**** DATA EXCERPTS
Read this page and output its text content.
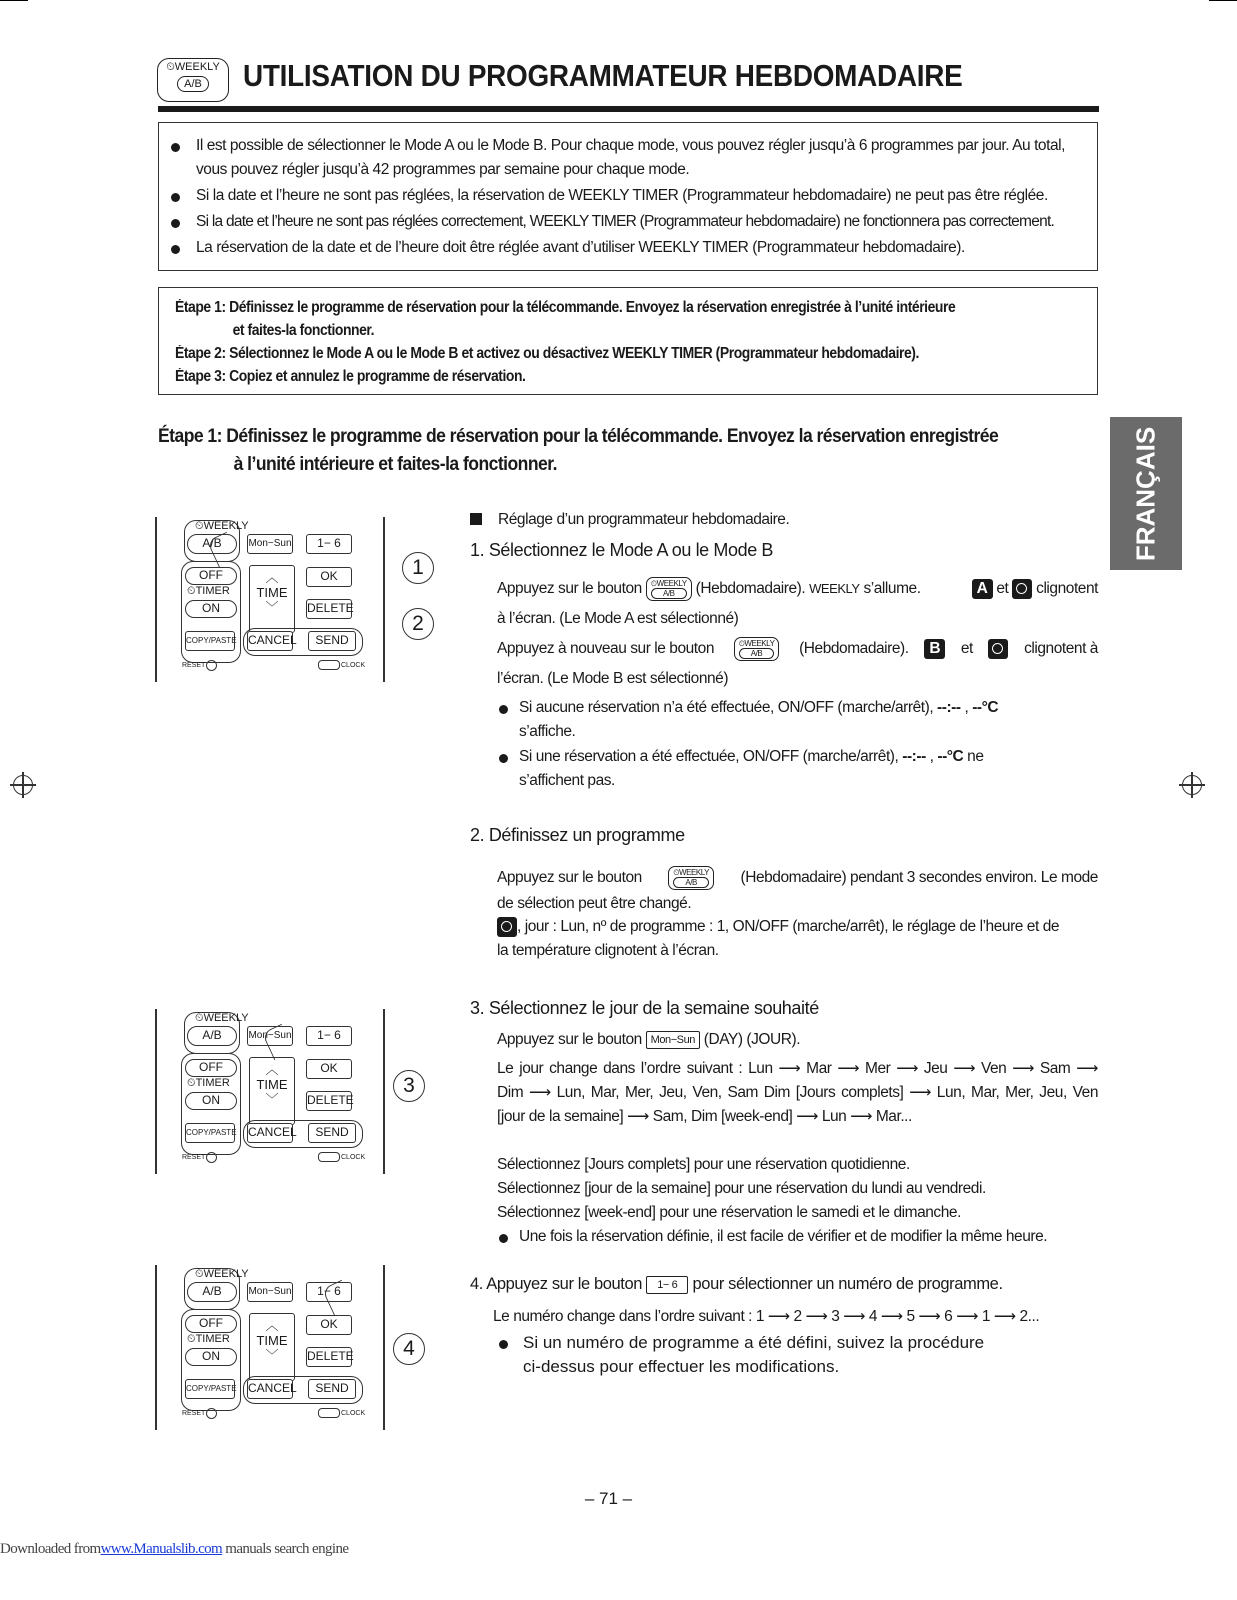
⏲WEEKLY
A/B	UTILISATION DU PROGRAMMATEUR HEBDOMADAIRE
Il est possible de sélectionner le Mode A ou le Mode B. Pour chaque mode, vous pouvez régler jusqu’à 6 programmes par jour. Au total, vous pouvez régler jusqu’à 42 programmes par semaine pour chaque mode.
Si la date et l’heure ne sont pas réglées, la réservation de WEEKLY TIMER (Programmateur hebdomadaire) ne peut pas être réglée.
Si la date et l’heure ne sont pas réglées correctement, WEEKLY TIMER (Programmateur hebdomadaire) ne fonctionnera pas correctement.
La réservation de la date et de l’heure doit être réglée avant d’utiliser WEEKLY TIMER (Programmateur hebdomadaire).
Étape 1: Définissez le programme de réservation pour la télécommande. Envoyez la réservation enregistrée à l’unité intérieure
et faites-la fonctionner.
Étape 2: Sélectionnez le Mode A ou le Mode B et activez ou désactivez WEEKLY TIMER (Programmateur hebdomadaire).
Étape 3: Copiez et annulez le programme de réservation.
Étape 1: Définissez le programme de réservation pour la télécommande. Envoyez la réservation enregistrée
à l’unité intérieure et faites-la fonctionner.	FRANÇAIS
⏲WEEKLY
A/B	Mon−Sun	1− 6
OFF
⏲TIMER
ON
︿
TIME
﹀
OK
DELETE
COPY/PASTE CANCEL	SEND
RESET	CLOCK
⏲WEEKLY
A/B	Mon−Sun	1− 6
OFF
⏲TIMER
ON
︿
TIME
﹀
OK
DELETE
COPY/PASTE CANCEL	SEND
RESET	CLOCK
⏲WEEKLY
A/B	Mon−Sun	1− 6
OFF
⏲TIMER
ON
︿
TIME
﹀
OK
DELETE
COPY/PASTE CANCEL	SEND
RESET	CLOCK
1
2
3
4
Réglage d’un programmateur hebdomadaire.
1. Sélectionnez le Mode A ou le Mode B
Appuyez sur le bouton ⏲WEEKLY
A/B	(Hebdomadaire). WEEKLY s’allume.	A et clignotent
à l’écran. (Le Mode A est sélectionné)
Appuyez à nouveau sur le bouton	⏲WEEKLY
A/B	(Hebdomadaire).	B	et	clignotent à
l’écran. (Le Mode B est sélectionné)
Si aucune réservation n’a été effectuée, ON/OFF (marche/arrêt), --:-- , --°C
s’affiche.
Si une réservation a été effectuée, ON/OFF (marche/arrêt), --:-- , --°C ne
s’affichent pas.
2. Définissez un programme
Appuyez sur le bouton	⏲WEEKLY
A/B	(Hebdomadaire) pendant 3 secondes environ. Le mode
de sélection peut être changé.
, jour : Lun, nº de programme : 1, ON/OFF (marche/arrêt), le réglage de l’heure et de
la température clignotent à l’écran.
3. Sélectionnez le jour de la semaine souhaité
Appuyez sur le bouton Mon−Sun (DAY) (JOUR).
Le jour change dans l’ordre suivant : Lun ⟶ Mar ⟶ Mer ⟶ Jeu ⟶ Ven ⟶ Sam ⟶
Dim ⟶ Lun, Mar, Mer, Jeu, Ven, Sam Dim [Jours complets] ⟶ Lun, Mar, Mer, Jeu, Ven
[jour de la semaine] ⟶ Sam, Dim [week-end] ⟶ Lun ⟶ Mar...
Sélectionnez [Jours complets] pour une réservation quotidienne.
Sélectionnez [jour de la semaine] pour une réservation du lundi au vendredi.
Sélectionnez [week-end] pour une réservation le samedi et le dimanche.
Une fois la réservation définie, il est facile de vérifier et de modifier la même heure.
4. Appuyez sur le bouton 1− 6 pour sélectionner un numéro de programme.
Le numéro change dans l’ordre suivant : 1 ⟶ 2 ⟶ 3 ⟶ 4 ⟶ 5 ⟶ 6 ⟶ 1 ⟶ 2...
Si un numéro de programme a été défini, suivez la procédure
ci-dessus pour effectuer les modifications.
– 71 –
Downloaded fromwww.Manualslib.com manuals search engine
********
== YOUR OBJECTIVE ==
From the listing above, copy all lines holding the word "télécommande".

== EXERCISE ANSWER ==
Étape 1: Définissez le programme de réservation pour la télécommande. Envoyez la réservation enregistrée à l’unité intérieure
Étape 1: Définissez le programme de réservation pour la télécommande. Envoyez la réservation enregistrée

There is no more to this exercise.